→ **Your task**:
Check each line of the listing, and copy it if it contains the word "goodliest".

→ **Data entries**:
BEGIN

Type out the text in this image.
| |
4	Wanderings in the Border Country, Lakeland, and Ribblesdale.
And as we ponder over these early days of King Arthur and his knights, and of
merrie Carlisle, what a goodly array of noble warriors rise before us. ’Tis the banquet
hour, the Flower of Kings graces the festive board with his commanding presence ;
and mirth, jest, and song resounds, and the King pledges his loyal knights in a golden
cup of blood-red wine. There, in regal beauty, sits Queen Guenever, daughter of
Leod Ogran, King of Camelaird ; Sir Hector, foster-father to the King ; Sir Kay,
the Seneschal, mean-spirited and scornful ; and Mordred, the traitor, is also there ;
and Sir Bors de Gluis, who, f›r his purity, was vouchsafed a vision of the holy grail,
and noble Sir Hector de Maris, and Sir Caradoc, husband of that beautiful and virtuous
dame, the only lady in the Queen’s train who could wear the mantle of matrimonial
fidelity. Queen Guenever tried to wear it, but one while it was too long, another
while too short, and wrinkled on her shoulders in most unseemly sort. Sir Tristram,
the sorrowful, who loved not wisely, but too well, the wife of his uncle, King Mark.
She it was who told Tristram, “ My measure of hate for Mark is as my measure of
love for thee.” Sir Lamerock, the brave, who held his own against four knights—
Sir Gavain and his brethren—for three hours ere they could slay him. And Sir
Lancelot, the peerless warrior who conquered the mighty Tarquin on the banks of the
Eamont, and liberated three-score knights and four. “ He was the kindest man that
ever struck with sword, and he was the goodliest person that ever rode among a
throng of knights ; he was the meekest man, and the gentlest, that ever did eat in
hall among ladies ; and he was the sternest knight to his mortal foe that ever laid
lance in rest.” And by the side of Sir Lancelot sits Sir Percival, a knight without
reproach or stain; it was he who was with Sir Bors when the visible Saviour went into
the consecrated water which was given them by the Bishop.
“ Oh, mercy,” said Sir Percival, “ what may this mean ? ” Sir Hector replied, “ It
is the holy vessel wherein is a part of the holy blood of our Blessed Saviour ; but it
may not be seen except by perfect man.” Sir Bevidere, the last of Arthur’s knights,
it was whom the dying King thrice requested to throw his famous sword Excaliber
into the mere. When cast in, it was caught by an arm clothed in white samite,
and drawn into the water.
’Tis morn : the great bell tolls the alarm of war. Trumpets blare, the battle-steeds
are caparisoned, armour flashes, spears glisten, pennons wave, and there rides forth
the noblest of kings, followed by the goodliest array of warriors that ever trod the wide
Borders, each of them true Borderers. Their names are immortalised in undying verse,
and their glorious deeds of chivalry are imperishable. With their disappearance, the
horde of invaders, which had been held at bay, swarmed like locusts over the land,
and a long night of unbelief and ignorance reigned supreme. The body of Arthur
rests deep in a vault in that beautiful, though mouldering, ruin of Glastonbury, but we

END

→ **Response to this task**:
ever struck with sword, and he was the goodliest person that ever rode among a
the noblest of kings, followed by the goodliest array of warriors that ever trod the wide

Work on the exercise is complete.